== Task description ==
Reproduce all of the listing below without alteration.

[Extracts from a graphics dataset]
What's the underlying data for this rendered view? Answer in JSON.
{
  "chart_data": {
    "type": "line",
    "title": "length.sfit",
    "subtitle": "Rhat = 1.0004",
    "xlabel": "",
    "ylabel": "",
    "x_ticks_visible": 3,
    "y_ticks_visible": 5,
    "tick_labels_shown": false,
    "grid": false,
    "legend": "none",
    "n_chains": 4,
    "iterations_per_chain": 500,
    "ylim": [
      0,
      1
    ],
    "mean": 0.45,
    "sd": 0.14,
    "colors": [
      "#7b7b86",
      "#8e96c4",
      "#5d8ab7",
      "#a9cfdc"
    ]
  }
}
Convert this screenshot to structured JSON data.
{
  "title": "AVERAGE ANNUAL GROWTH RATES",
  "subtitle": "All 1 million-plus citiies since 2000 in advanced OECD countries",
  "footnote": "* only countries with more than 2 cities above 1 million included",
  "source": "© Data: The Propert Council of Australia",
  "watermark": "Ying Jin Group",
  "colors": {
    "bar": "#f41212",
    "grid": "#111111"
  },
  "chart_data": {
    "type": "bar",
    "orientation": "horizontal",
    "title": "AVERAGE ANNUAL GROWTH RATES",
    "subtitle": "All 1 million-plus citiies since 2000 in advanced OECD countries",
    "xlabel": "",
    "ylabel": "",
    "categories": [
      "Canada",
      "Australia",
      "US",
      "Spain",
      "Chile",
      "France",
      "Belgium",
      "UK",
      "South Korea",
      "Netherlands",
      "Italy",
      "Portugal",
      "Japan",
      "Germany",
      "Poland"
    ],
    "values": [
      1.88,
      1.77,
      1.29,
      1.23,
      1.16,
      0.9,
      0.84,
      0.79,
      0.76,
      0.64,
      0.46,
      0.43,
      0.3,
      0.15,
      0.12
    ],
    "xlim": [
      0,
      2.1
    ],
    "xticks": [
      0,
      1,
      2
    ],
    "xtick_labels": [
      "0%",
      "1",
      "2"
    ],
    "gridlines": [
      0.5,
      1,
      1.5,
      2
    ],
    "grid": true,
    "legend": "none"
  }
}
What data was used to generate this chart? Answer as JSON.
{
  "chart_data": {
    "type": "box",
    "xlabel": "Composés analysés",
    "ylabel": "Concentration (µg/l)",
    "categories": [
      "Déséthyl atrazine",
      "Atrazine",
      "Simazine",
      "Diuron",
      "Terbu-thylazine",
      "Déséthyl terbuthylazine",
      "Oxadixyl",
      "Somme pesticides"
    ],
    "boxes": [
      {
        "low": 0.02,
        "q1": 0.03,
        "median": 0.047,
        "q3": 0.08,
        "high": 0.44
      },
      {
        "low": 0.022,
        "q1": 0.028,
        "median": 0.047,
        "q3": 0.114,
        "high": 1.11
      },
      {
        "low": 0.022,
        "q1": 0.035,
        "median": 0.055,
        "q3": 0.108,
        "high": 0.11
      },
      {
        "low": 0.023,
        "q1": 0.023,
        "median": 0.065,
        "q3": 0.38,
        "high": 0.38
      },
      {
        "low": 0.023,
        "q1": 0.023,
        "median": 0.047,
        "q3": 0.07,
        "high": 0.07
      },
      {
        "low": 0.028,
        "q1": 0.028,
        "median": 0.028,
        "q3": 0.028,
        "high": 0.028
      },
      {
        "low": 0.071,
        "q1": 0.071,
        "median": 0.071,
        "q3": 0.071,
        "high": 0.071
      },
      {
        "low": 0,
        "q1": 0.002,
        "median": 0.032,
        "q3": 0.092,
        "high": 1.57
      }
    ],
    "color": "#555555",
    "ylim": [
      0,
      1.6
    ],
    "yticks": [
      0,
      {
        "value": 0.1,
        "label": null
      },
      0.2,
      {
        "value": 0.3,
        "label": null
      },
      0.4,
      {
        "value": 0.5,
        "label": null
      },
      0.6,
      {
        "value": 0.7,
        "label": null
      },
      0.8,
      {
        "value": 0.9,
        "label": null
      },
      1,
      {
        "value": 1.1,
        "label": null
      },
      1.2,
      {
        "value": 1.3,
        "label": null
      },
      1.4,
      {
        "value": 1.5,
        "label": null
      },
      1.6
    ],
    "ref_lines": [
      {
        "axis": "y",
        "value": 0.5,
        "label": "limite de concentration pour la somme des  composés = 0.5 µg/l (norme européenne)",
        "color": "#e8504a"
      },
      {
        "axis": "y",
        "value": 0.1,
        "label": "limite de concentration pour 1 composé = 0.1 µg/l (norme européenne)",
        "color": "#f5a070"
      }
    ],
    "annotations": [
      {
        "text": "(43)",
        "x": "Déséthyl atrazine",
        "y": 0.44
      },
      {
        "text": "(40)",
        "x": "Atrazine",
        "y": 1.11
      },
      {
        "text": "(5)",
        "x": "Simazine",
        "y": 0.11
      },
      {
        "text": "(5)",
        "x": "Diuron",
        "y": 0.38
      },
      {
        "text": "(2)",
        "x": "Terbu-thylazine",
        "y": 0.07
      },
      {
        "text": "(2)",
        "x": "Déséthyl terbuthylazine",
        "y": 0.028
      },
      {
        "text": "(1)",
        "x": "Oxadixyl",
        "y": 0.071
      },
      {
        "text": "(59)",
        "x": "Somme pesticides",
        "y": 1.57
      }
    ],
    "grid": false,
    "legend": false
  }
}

== Solution to the problem ==
What's the underlying data for this rendered view? Answer in JSON.
{
  "chart_data": {
    "type": "line",
    "title": "length.sfit",
    "subtitle": "Rhat = 1.0004",
    "xlabel": "",
    "ylabel": "",
    "x_ticks_visible": 3,
    "y_ticks_visible": 5,
    "tick_labels_shown": false,
    "grid": false,
    "legend": "none",
    "n_chains": 4,
    "iterations_per_chain": 500,
    "ylim": [
      0,
      1
    ],
    "mean": 0.45,
    "sd": 0.14,
    "colors": [
      "#7b7b86",
      "#8e96c4",
      "#5d8ab7",
      "#a9cfdc"
    ]
  }
}
Convert this screenshot to structured JSON data.
{
  "title": "AVERAGE ANNUAL GROWTH RATES",
  "subtitle": "All 1 million-plus citiies since 2000 in advanced OECD countries",
  "footnote": "* only countries with more than 2 cities above 1 million included",
  "source": "© Data: The Propert Council of Australia",
  "watermark": "Ying Jin Group",
  "colors": {
    "bar": "#f41212",
    "grid": "#111111"
  },
  "chart_data": {
    "type": "bar",
    "orientation": "horizontal",
    "title": "AVERAGE ANNUAL GROWTH RATES",
    "subtitle": "All 1 million-plus citiies since 2000 in advanced OECD countries",
    "xlabel": "",
    "ylabel": "",
    "categories": [
      "Canada",
      "Australia",
      "US",
      "Spain",
      "Chile",
      "France",
      "Belgium",
      "UK",
      "South Korea",
      "Netherlands",
      "Italy",
      "Portugal",
      "Japan",
      "Germany",
      "Poland"
    ],
    "values": [
      1.88,
      1.77,
      1.29,
      1.23,
      1.16,
      0.9,
      0.84,
      0.79,
      0.76,
      0.64,
      0.46,
      0.43,
      0.3,
      0.15,
      0.12
    ],
    "xlim": [
      0,
      2.1
    ],
    "xticks": [
      0,
      1,
      2
    ],
    "xtick_labels": [
      "0%",
      "1",
      "2"
    ],
    "gridlines": [
      0.5,
      1,
      1.5,
      2
    ],
    "grid": true,
    "legend": "none"
  }
}
What data was used to generate this chart? Answer as JSON.
{
  "chart_data": {
    "type": "box",
    "xlabel": "Composés analysés",
    "ylabel": "Concentration (µg/l)",
    "categories": [
      "Déséthyl atrazine",
      "Atrazine",
      "Simazine",
      "Diuron",
      "Terbu-thylazine",
      "Déséthyl terbuthylazine",
      "Oxadixyl",
      "Somme pesticides"
    ],
    "boxes": [
      {
        "low": 0.02,
        "q1": 0.03,
        "median": 0.047,
        "q3": 0.08,
        "high": 0.44
      },
      {
        "low": 0.022,
        "q1": 0.028,
        "median": 0.047,
        "q3": 0.114,
        "high": 1.11
      },
      {
        "low": 0.022,
        "q1": 0.035,
        "median": 0.055,
        "q3": 0.108,
        "high": 0.11
      },
      {
        "low": 0.023,
        "q1": 0.023,
        "median": 0.065,
        "q3": 0.38,
        "high": 0.38
      },
      {
        "low": 0.023,
        "q1": 0.023,
        "median": 0.047,
        "q3": 0.07,
        "high": 0.07
      },
      {
        "low": 0.028,
        "q1": 0.028,
        "median": 0.028,
        "q3": 0.028,
        "high": 0.028
      },
      {
        "low": 0.071,
        "q1": 0.071,
        "median": 0.071,
        "q3": 0.071,
        "high": 0.071
      },
      {
        "low": 0,
        "q1": 0.002,
        "median": 0.032,
        "q3": 0.092,
        "high": 1.57
      }
    ],
    "color": "#555555",
    "ylim": [
      0,
      1.6
    ],
    "yticks": [
      0,
      {
        "value": 0.1,
        "label": null
      },
      0.2,
      {
        "value": 0.3,
        "label": null
      },
      0.4,
      {
        "value": 0.5,
        "label": null
      },
      0.6,
      {
        "value": 0.7,
        "label": null
      },
      0.8,
      {
        "value": 0.9,
        "label": null
      },
      1,
      {
        "value": 1.1,
        "label": null
      },
      1.2,
      {
        "value": 1.3,
        "label": null
      },
      1.4,
      {
        "value": 1.5,
        "label": null
      },
      1.6
    ],
    "ref_lines": [
      {
        "axis": "y",
        "value": 0.5,
        "label": "limite de concentration pour la somme des  composés = 0.5 µg/l (norme européenne)",
        "color": "#e8504a"
      },
      {
        "axis": "y",
        "value": 0.1,
        "label": "limite de concentration pour 1 composé = 0.1 µg/l (norme européenne)",
        "color": "#f5a070"
      }
    ],
    "annotations": [
      {
        "text": "(43)",
        "x": "Déséthyl atrazine",
        "y": 0.44
      },
      {
        "text": "(40)",
        "x": "Atrazine",
        "y": 1.11
      },
      {
        "text": "(5)",
        "x": "Simazine",
        "y": 0.11
      },
      {
        "text": "(5)",
        "x": "Diuron",
        "y": 0.38
      },
      {
        "text": "(2)",
        "x": "Terbu-thylazine",
        "y": 0.07
      },
      {
        "text": "(2)",
        "x": "Déséthyl terbuthylazine",
        "y": 0.028
      },
      {
        "text": "(1)",
        "x": "Oxadixyl",
        "y": 0.071
      },
      {
        "text": "(59)",
        "x": "Somme pesticides",
        "y": 1.57
      }
    ],
    "grid": false,
    "legend": false
  }
}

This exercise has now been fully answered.